Task goal: Print the entries verbatim, leaving out the images they contain.

Supplied data:
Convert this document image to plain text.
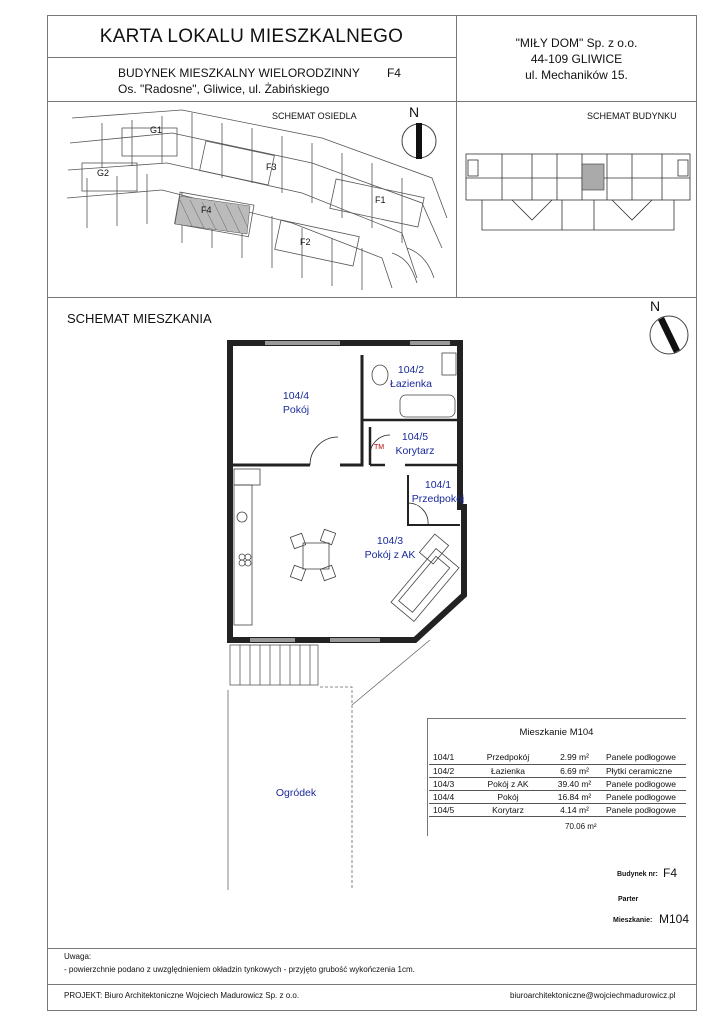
KARTA LOKALU MIESZKALNEGO
BUDYNEK MIESZKALNY WIELORODZINNY F4
Os. "Radosne", Gliwice, ul. Żabińskiego
"MIŁY DOM" Sp. z o.o.
44-109 GLIWICE
ul. Mechaników 15.
SCHEMAT OSIEDLA
G1
G2
F3
F4
F1
F2
N	SCHEMAT BUDYNKU
SCHEMAT MIESZKANIA
N
104/4
Pokój
104/2
Łazienka
104/5
Korytarz
104/1
Przedpokój
104/3
Pokój z AK
TM
Ogródek
Mieszkanie M104
104/1	Przedpokój	2.99 m²	Panele podłogowe
104/2	Łazienka	6.69 m²	Płytki ceramiczne
104/3	Pokój z AK	39.40 m²	Panele podłogowe
104/4	Pokój	16.84 m²	Panele podłogowe
104/5	Korytarz	4.14 m²	Panele podłogowe
70.06 m²
Budynek nr: F4
Parter
Mieszkanie: M104
Uwaga:
- powierzchnie podano z uwzględnieniem okładzin tynkowych - przyjęto grubość wykończenia 1cm.
PROJEKT: Biuro Architektoniczne Wojciech Madurowicz Sp. z o.o.	biuroarchitektoniczne@wojciechmadurowicz.pl
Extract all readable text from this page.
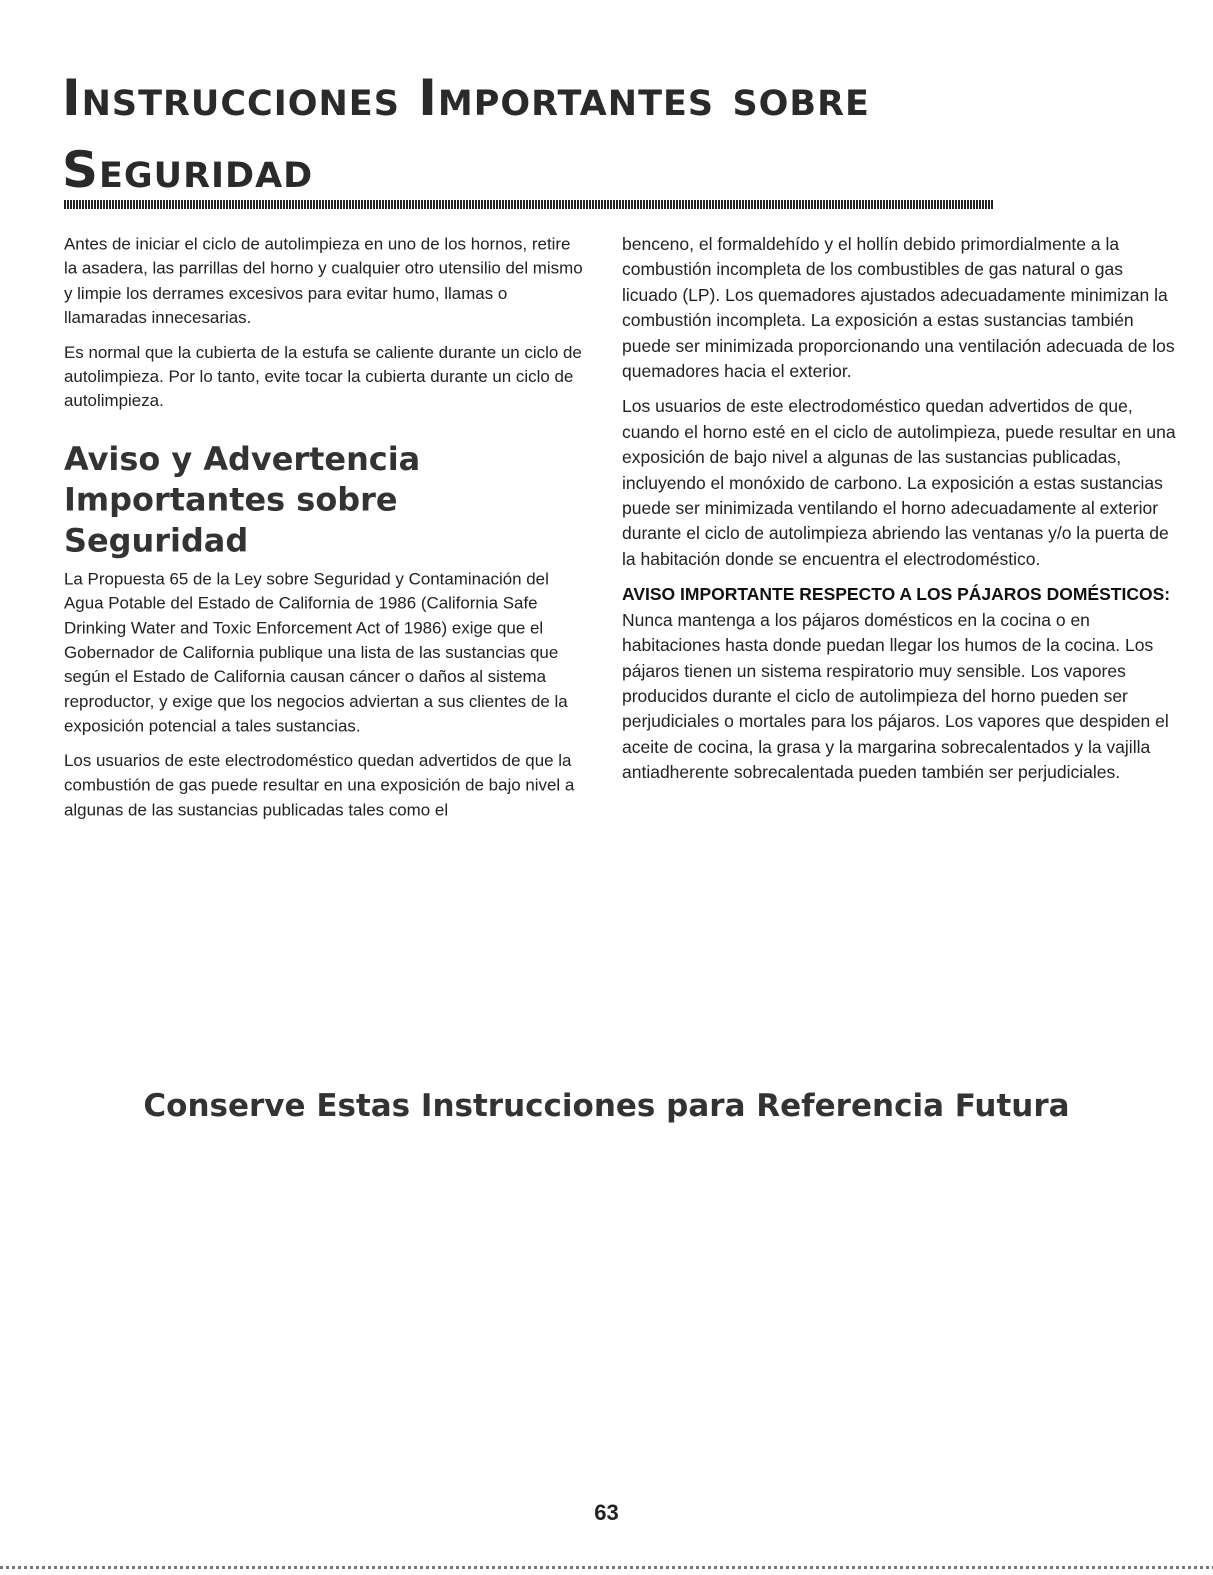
Instrucciones Importantes sobre
Seguridad

Antes de iniciar el ciclo de autolimpieza en uno de los hornos, retire la asadera, las parrillas del horno y cualquier otro utensilio del mismo y limpie los derrames excesivos para evitar humo, llamas o llamaradas innecesarias.

Es normal que la cubierta de la estufa se caliente durante un ciclo de autolimpieza. Por lo tanto, evite tocar la cubierta durante un ciclo de autolimpieza.

Aviso y Advertencia
Importantes sobre
Seguridad

La Propuesta 65 de la Ley sobre Seguridad y Contaminación del Agua Potable del Estado de California de 1986 (California Safe Drinking Water and Toxic Enforcement Act of 1986) exige que el Gobernador de California publique una lista de las sustancias que según el Estado de California causan cáncer o daños al sistema reproductor, y exige que los negocios adviertan a sus clientes de la exposición potencial a tales sustancias.

Los usuarios de este electrodoméstico quedan advertidos de que la combustión de gas puede resultar en una exposición de bajo nivel a algunas de las sustancias publicadas tales como el

benceno, el formaldehído y el hollín debido primordialmente a la combustión incompleta de los combustibles de gas natural o gas licuado (LP). Los quemadores ajustados adecuadamente minimizan la combustión incompleta. La exposición a estas sustancias también puede ser minimizada proporcionando una ventilación adecuada de los quemadores hacia el exterior.

Los usuarios de este electrodoméstico quedan advertidos de que, cuando el horno esté en el ciclo de autolimpieza, puede resultar en una exposición de bajo nivel a algunas de las sustancias publicadas, incluyendo el monóxido de carbono. La exposición a estas sustancias puede ser minimizada ventilando el horno adecuadamente al exterior durante el ciclo de autolimpieza abriendo las ventanas y/o la puerta de la habitación donde se encuentra el electrodoméstico.

AVISO IMPORTANTE RESPECTO A LOS PÁJAROS DOMÉSTICOS: Nunca mantenga a los pájaros domésticos en la cocina o en habitaciones hasta donde puedan llegar los humos de la cocina. Los pájaros tienen un sistema respiratorio muy sensible. Los vapores producidos durante el ciclo de autolimpieza del horno pueden ser perjudiciales o mortales para los pájaros. Los vapores que despiden el aceite de cocina, la grasa y la margarina sobrecalentados y la vajilla antiadherente sobrecalentada pueden también ser perjudiciales.

Conserve Estas Instrucciones para Referencia Futura
63
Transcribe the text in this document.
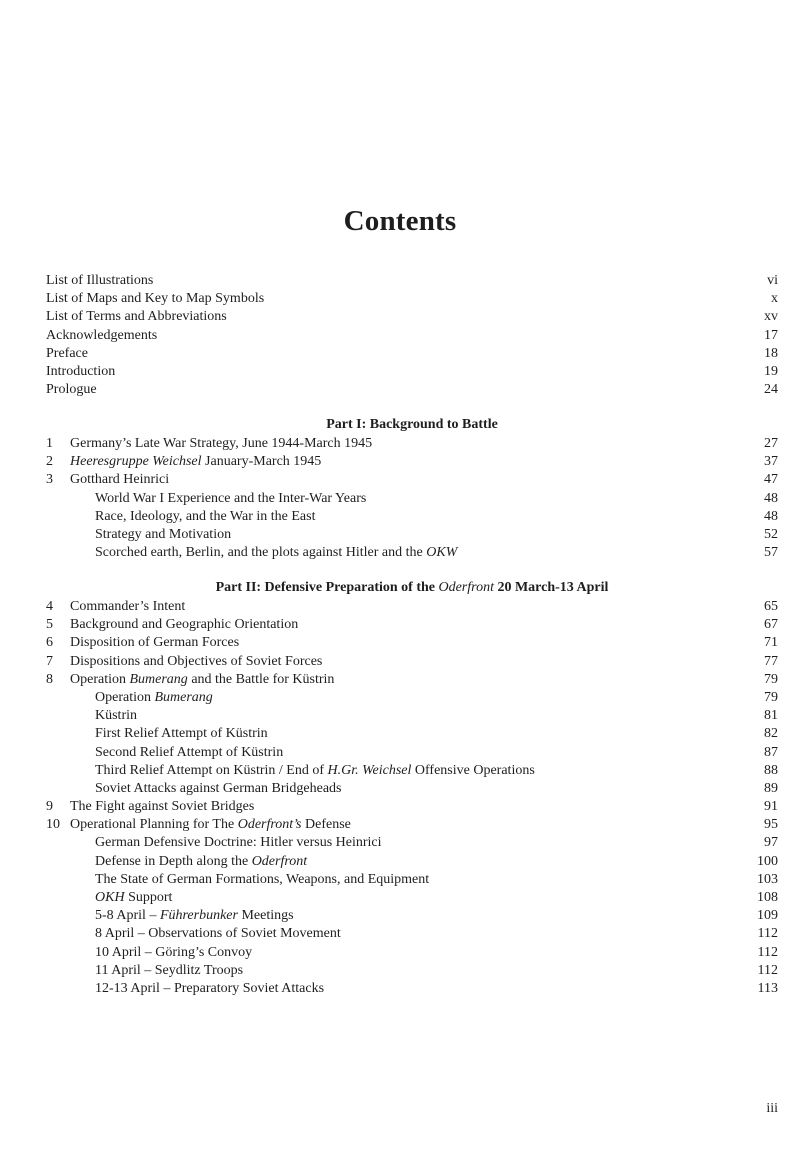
Contents
List of Illustrations	vi
List of Maps and Key to Map Symbols	x
List of Terms and Abbreviations	xv
Acknowledgements	17
Preface	18
Introduction	19
Prologue	24
Part I: Background to Battle
1	Germany’s Late War Strategy, June 1944-March 1945	27
2	Heeresgruppe Weichsel January-March 1945	37
3	Gotthard Heinrici	47
World War I Experience and the Inter-War Years	48
Race, Ideology, and the War in the East	48
Strategy and Motivation	52
Scorched earth, Berlin, and the plots against Hitler and the OKW	57
Part II: Defensive Preparation of the Oderfront 20 March-13 April
4	Commander’s Intent	65
5	Background and Geographic Orientation	67
6	Disposition of German Forces	71
7	Dispositions and Objectives of Soviet Forces	77
8	Operation Bumerang and the Battle for Küstrin	79
Operation Bumerang	79
Küstrin	81
First Relief Attempt of Küstrin	82
Second Relief Attempt of Küstrin	87
Third Relief Attempt on Küstrin / End of H.Gr. Weichsel Offensive Operations	88
Soviet Attacks against German Bridgeheads	89
9	The Fight against Soviet Bridges	91
10 Operational Planning for The Oderfront’s Defense	95
German Defensive Doctrine: Hitler versus Heinrici	97
Defense in Depth along the Oderfront	100
The State of German Formations, Weapons, and Equipment	103
OKH Support	108
5-8 April – Führerbunker Meetings	109
8 April – Observations of Soviet Movement	112
10 April – Göring’s Convoy	112
11 April – Seydlitz Troops	112
12-13 April – Preparatory Soviet Attacks	113
iii
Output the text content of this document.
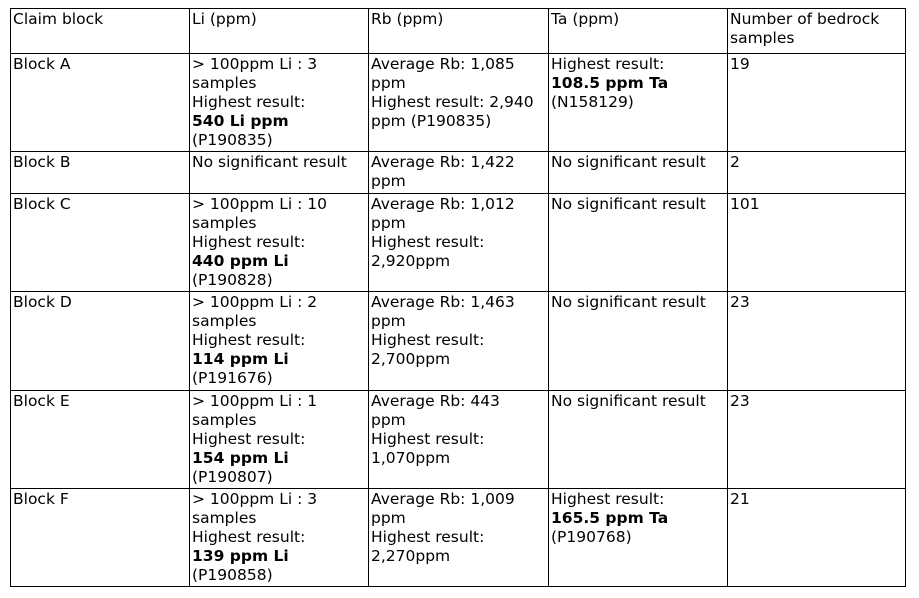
Claim block	Li (ppm)	Rb (ppm)	Ta (ppm)	Number of bedrock
samples

Block A	> 100ppm Li : 3
samples
Highest result:
540 Li ppm
(P190835)	Average Rb: 1,085
ppm
Highest result: 2,940
ppm (P190835)	Highest result:
108.5 ppm Ta
(N158129)	19

Block B	No significant result	Average Rb: 1,422
ppm	No significant result	2

Block C	> 100ppm Li : 10
samples
Highest result:
440 ppm Li
(P190828)	Average Rb: 1,012
ppm
Highest result:
2,920ppm	No significant result	101

Block D	> 100ppm Li : 2
samples
Highest result:
114 ppm Li
(P191676)	Average Rb: 1,463
ppm
Highest result:
2,700ppm	No significant result	23

Block E	> 100ppm Li : 1
samples
Highest result:
154 ppm Li
(P190807)	Average Rb: 443
ppm
Highest result:
1,070ppm	No significant result	23

Block F	> 100ppm Li : 3
samples
Highest result:
139 ppm Li
(P190858)	Average Rb: 1,009
ppm
Highest result:
2,270ppm	Highest result:
165.5 ppm Ta
(P190768)	21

Exercise response:
Convert this document image to plain text.
KARTA LOKALU MIESZKALNEGO
BUDYNEK MIESZKALNY WIELORODZINNY F4
Os. "Radosne", Gliwice, ul. Żabińskiego
"MIŁY DOM" Sp. z o.o.
44-109 GLIWICE
ul. Mechaników 15.
SCHEMAT OSIEDLA
G1
G2
F3
F4
F1
F2
N	SCHEMAT BUDYNKU
SCHEMAT MIESZKANIA
N
104/4
Pokój
104/2
Łazienka
104/5
Korytarz
104/1
Przedpokój
104/3
Pokój z AK
TM
Ogródek
Mieszkanie M104
104/1	Przedpokój	2.99 m²	Panele podłogowe
104/2	Łazienka	6.69 m²	Płytki ceramiczne
104/3	Pokój z AK	39.40 m²	Panele podłogowe
104/4	Pokój	16.84 m²	Panele podłogowe
104/5	Korytarz	4.14 m²	Panele podłogowe
70.06 m²
Budynek nr: F4
Parter
Mieszkanie: M104
Uwaga:
- powierzchnie podano z uwzględnieniem okładzin tynkowych - przyjęto grubość wykończenia 1cm.
PROJEKT: Biuro Architektoniczne Wojciech Madurowicz Sp. z o.o.	biuroarchitektoniczne@wojciechmadurowicz.pl
Extract all readable text from this page.
Instrucciones Importantes sobre
Seguridad

Antes de iniciar el ciclo de autolimpieza en uno de los hornos, retire la asadera, las parrillas del horno y cualquier otro utensilio del mismo y limpie los derrames excesivos para evitar humo, llamas o llamaradas innecesarias.

Es normal que la cubierta de la estufa se caliente durante un ciclo de autolimpieza. Por lo tanto, evite tocar la cubierta durante un ciclo de autolimpieza.

Aviso y Advertencia
Importantes sobre
Seguridad

La Propuesta 65 de la Ley sobre Seguridad y Contaminación del Agua Potable del Estado de California de 1986 (California Safe Drinking Water and Toxic Enforcement Act of 1986) exige que el Gobernador de California publique una lista de las sustancias que según el Estado de California causan cáncer o daños al sistema reproductor, y exige que los negocios adviertan a sus clientes de la exposición potencial a tales sustancias.

Los usuarios de este electrodoméstico quedan advertidos de que la combustión de gas puede resultar en una exposición de bajo nivel a algunas de las sustancias publicadas tales como el

benceno, el formaldehído y el hollín debido primordialmente a la combustión incompleta de los combustibles de gas natural o gas licuado (LP). Los quemadores ajustados adecuadamente minimizan la combustión incompleta. La exposición a estas sustancias también puede ser minimizada proporcionando una ventilación adecuada de los quemadores hacia el exterior.

Los usuarios de este electrodoméstico quedan advertidos de que, cuando el horno esté en el ciclo de autolimpieza, puede resultar en una exposición de bajo nivel a algunas de las sustancias publicadas, incluyendo el monóxido de carbono. La exposición a estas sustancias puede ser minimizada ventilando el horno adecuadamente al exterior durante el ciclo de autolimpieza abriendo las ventanas y/o la puerta de la habitación donde se encuentra el electrodoméstico.

AVISO IMPORTANTE RESPECTO A LOS PÁJAROS DOMÉSTICOS: Nunca mantenga a los pájaros domésticos en la cocina o en habitaciones hasta donde puedan llegar los humos de la cocina. Los pájaros tienen un sistema respiratorio muy sensible. Los vapores producidos durante el ciclo de autolimpieza del horno pueden ser perjudiciales o mortales para los pájaros. Los vapores que despiden el aceite de cocina, la grasa y la margarina sobrecalentados y la vajilla antiadherente sobrecalentada pueden también ser perjudiciales.

Conserve Estas Instrucciones para Referencia Futura
63
Transcribe the text in this document.
Contents
List of Illustrations	vi
List of Maps and Key to Map Symbols	x
List of Terms and Abbreviations	xv
Acknowledgements	17
Preface	18
Introduction	19
Prologue	24
Part I: Background to Battle
1	Germany’s Late War Strategy, June 1944-March 1945	27
2	Heeresgruppe Weichsel January-March 1945	37
3	Gotthard Heinrici	47
World War I Experience and the Inter-War Years	48
Race, Ideology, and the War in the East	48
Strategy and Motivation	52
Scorched earth, Berlin, and the plots against Hitler and the OKW	57
Part II: Defensive Preparation of the Oderfront 20 March-13 April
4	Commander’s Intent	65
5	Background and Geographic Orientation	67
6	Disposition of German Forces	71
7	Dispositions and Objectives of Soviet Forces	77
8	Operation Bumerang and the Battle for Küstrin	79
Operation Bumerang	79
Küstrin	81
First Relief Attempt of Küstrin	82
Second Relief Attempt of Küstrin	87
Third Relief Attempt on Küstrin / End of H.Gr. Weichsel Offensive Operations	88
Soviet Attacks against German Bridgeheads	89
9	The Fight against Soviet Bridges	91
10 Operational Planning for The Oderfront’s Defense	95
German Defensive Doctrine: Hitler versus Heinrici	97
Defense in Depth along the Oderfront	100
The State of German Formations, Weapons, and Equipment	103
OKH Support	108
5-8 April – Führerbunker Meetings	109
8 April – Observations of Soviet Movement	112
10 April – Göring’s Convoy	112
11 April – Seydlitz Troops	112
12-13 April – Preparatory Soviet Attacks	113
iii
Output the text content of this document.
Claim block	Li (ppm)	Rb (ppm)	Ta (ppm)	Number of bedrock
samples

Block A	> 100ppm Li : 3
samples
Highest result:
540 Li ppm
(P190835)	Average Rb: 1,085
ppm
Highest result: 2,940
ppm (P190835)	Highest result:
108.5 ppm Ta
(N158129)	19

Block B	No significant result	Average Rb: 1,422
ppm	No significant result	2

Block C	> 100ppm Li : 10
samples
Highest result:
440 ppm Li
(P190828)	Average Rb: 1,012
ppm
Highest result:
2,920ppm	No significant result	101

Block D	> 100ppm Li : 2
samples
Highest result:
114 ppm Li
(P191676)	Average Rb: 1,463
ppm
Highest result:
2,700ppm	No significant result	23

Block E	> 100ppm Li : 1
samples
Highest result:
154 ppm Li
(P190807)	Average Rb: 443
ppm
Highest result:
1,070ppm	No significant result	23

Block F	> 100ppm Li : 3
samples
Highest result:
139 ppm Li
(P190858)	Average Rb: 1,009
ppm
Highest result:
2,270ppm	Highest result:
165.5 ppm Ta
(P190768)	21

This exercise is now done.